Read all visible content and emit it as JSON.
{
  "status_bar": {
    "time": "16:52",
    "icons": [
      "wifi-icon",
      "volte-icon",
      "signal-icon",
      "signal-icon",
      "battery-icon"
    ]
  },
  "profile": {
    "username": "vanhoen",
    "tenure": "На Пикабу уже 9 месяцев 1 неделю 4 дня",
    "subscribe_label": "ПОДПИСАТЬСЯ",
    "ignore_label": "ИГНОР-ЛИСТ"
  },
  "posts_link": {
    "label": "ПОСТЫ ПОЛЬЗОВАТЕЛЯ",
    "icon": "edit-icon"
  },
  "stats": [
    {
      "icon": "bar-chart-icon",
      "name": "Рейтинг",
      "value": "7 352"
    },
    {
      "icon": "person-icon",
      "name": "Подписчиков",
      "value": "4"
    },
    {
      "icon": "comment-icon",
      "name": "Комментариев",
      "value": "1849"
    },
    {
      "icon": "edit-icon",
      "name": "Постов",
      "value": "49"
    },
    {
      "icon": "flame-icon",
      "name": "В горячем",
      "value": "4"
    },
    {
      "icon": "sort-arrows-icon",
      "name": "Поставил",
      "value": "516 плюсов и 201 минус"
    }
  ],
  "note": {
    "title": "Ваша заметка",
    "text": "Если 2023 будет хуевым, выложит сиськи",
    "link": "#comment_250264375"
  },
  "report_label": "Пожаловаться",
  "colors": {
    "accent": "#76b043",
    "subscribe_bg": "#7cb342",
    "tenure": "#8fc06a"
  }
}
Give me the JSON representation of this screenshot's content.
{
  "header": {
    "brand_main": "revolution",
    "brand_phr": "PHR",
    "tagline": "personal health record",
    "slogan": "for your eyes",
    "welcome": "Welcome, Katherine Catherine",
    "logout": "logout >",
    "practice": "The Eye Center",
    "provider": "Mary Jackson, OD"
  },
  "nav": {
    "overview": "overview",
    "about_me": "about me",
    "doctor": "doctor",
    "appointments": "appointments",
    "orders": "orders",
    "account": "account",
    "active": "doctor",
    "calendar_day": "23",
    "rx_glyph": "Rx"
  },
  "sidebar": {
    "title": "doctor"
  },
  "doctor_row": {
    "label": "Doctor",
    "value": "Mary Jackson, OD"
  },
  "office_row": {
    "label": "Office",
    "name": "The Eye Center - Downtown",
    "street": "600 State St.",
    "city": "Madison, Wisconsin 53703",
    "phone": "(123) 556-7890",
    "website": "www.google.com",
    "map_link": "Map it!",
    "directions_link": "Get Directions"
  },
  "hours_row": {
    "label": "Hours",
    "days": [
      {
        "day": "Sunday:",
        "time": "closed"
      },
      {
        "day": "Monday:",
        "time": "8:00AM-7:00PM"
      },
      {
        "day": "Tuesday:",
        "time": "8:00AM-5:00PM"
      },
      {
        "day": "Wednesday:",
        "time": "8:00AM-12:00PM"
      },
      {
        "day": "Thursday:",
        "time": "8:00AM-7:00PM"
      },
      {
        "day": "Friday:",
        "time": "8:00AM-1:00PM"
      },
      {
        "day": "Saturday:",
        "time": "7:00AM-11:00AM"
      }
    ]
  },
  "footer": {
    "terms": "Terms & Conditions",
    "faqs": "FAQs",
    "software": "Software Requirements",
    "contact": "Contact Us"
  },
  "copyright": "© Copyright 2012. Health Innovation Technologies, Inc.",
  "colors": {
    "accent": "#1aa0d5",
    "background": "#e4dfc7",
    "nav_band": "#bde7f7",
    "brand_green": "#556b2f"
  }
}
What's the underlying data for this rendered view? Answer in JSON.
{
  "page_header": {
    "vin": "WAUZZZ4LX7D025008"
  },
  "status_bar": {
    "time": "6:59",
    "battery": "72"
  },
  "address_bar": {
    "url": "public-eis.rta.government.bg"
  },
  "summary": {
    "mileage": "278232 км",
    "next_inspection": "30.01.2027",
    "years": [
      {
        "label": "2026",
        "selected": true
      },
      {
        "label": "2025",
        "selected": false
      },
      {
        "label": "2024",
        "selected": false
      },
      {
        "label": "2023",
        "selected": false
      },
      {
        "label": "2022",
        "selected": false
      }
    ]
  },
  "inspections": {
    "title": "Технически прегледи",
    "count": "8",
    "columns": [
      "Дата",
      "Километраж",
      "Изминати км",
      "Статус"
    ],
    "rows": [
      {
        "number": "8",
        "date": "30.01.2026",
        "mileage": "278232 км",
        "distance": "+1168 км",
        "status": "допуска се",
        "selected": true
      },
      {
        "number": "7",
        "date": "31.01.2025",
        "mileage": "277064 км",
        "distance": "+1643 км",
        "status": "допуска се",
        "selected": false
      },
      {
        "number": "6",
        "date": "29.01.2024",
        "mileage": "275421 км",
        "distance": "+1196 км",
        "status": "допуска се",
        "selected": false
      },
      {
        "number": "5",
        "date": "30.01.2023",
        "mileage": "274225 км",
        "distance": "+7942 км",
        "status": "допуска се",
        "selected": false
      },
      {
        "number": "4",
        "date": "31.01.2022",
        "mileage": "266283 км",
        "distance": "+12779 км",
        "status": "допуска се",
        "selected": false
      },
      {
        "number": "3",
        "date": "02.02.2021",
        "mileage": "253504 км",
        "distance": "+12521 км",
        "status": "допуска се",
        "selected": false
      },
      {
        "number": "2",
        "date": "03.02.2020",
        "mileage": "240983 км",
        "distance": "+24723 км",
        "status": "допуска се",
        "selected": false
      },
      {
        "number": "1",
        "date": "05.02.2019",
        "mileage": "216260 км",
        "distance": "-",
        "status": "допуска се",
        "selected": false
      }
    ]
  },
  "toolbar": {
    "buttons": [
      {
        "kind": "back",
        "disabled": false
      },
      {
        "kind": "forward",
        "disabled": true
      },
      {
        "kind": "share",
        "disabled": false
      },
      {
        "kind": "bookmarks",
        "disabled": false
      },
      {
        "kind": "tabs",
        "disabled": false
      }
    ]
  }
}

| Required task |
Write out every entry again exactly, please, with nothing missing.

| Output of the exercise |
Read all visible content and emit it as JSON.
{
  "status_bar": {
    "time": "16:52",
    "icons": [
      "wifi-icon",
      "volte-icon",
      "signal-icon",
      "signal-icon",
      "battery-icon"
    ]
  },
  "profile": {
    "username": "vanhoen",
    "tenure": "На Пикабу уже 9 месяцев 1 неделю 4 дня",
    "subscribe_label": "ПОДПИСАТЬСЯ",
    "ignore_label": "ИГНОР-ЛИСТ"
  },
  "posts_link": {
    "label": "ПОСТЫ ПОЛЬЗОВАТЕЛЯ",
    "icon": "edit-icon"
  },
  "stats": [
    {
      "icon": "bar-chart-icon",
      "name": "Рейтинг",
      "value": "7 352"
    },
    {
      "icon": "person-icon",
      "name": "Подписчиков",
      "value": "4"
    },
    {
      "icon": "comment-icon",
      "name": "Комментариев",
      "value": "1849"
    },
    {
      "icon": "edit-icon",
      "name": "Постов",
      "value": "49"
    },
    {
      "icon": "flame-icon",
      "name": "В горячем",
      "value": "4"
    },
    {
      "icon": "sort-arrows-icon",
      "name": "Поставил",
      "value": "516 плюсов и 201 минус"
    }
  ],
  "note": {
    "title": "Ваша заметка",
    "text": "Если 2023 будет хуевым, выложит сиськи",
    "link": "#comment_250264375"
  },
  "report_label": "Пожаловаться",
  "colors": {
    "accent": "#76b043",
    "subscribe_bg": "#7cb342",
    "tenure": "#8fc06a"
  }
}
Give me the JSON representation of this screenshot's content.
{
  "header": {
    "brand_main": "revolution",
    "brand_phr": "PHR",
    "tagline": "personal health record",
    "slogan": "for your eyes",
    "welcome": "Welcome, Katherine Catherine",
    "logout": "logout >",
    "practice": "The Eye Center",
    "provider": "Mary Jackson, OD"
  },
  "nav": {
    "overview": "overview",
    "about_me": "about me",
    "doctor": "doctor",
    "appointments": "appointments",
    "orders": "orders",
    "account": "account",
    "active": "doctor",
    "calendar_day": "23",
    "rx_glyph": "Rx"
  },
  "sidebar": {
    "title": "doctor"
  },
  "doctor_row": {
    "label": "Doctor",
    "value": "Mary Jackson, OD"
  },
  "office_row": {
    "label": "Office",
    "name": "The Eye Center - Downtown",
    "street": "600 State St.",
    "city": "Madison, Wisconsin 53703",
    "phone": "(123) 556-7890",
    "website": "www.google.com",
    "map_link": "Map it!",
    "directions_link": "Get Directions"
  },
  "hours_row": {
    "label": "Hours",
    "days": [
      {
        "day": "Sunday:",
        "time": "closed"
      },
      {
        "day": "Monday:",
        "time": "8:00AM-7:00PM"
      },
      {
        "day": "Tuesday:",
        "time": "8:00AM-5:00PM"
      },
      {
        "day": "Wednesday:",
        "time": "8:00AM-12:00PM"
      },
      {
        "day": "Thursday:",
        "time": "8:00AM-7:00PM"
      },
      {
        "day": "Friday:",
        "time": "8:00AM-1:00PM"
      },
      {
        "day": "Saturday:",
        "time": "7:00AM-11:00AM"
      }
    ]
  },
  "footer": {
    "terms": "Terms & Conditions",
    "faqs": "FAQs",
    "software": "Software Requirements",
    "contact": "Contact Us"
  },
  "copyright": "© Copyright 2012. Health Innovation Technologies, Inc.",
  "colors": {
    "accent": "#1aa0d5",
    "background": "#e4dfc7",
    "nav_band": "#bde7f7",
    "brand_green": "#556b2f"
  }
}
What's the underlying data for this rendered view? Answer in JSON.
{
  "page_header": {
    "vin": "WAUZZZ4LX7D025008"
  },
  "status_bar": {
    "time": "6:59",
    "battery": "72"
  },
  "address_bar": {
    "url": "public-eis.rta.government.bg"
  },
  "summary": {
    "mileage": "278232 км",
    "next_inspection": "30.01.2027",
    "years": [
      {
        "label": "2026",
        "selected": true
      },
      {
        "label": "2025",
        "selected": false
      },
      {
        "label": "2024",
        "selected": false
      },
      {
        "label": "2023",
        "selected": false
      },
      {
        "label": "2022",
        "selected": false
      }
    ]
  },
  "inspections": {
    "title": "Технически прегледи",
    "count": "8",
    "columns": [
      "Дата",
      "Километраж",
      "Изминати км",
      "Статус"
    ],
    "rows": [
      {
        "number": "8",
        "date": "30.01.2026",
        "mileage": "278232 км",
        "distance": "+1168 км",
        "status": "допуска се",
        "selected": true
      },
      {
        "number": "7",
        "date": "31.01.2025",
        "mileage": "277064 км",
        "distance": "+1643 км",
        "status": "допуска се",
        "selected": false
      },
      {
        "number": "6",
        "date": "29.01.2024",
        "mileage": "275421 км",
        "distance": "+1196 км",
        "status": "допуска се",
        "selected": false
      },
      {
        "number": "5",
        "date": "30.01.2023",
        "mileage": "274225 км",
        "distance": "+7942 км",
        "status": "допуска се",
        "selected": false
      },
      {
        "number": "4",
        "date": "31.01.2022",
        "mileage": "266283 км",
        "distance": "+12779 км",
        "status": "допуска се",
        "selected": false
      },
      {
        "number": "3",
        "date": "02.02.2021",
        "mileage": "253504 км",
        "distance": "+12521 км",
        "status": "допуска се",
        "selected": false
      },
      {
        "number": "2",
        "date": "03.02.2020",
        "mileage": "240983 км",
        "distance": "+24723 км",
        "status": "допуска се",
        "selected": false
      },
      {
        "number": "1",
        "date": "05.02.2019",
        "mileage": "216260 км",
        "distance": "-",
        "status": "допуска се",
        "selected": false
      }
    ]
  },
  "toolbar": {
    "buttons": [
      {
        "kind": "back",
        "disabled": false
      },
      {
        "kind": "forward",
        "disabled": true
      },
      {
        "kind": "share",
        "disabled": false
      },
      {
        "kind": "bookmarks",
        "disabled": false
      },
      {
        "kind": "tabs",
        "disabled": false
      }
    ]
  }
}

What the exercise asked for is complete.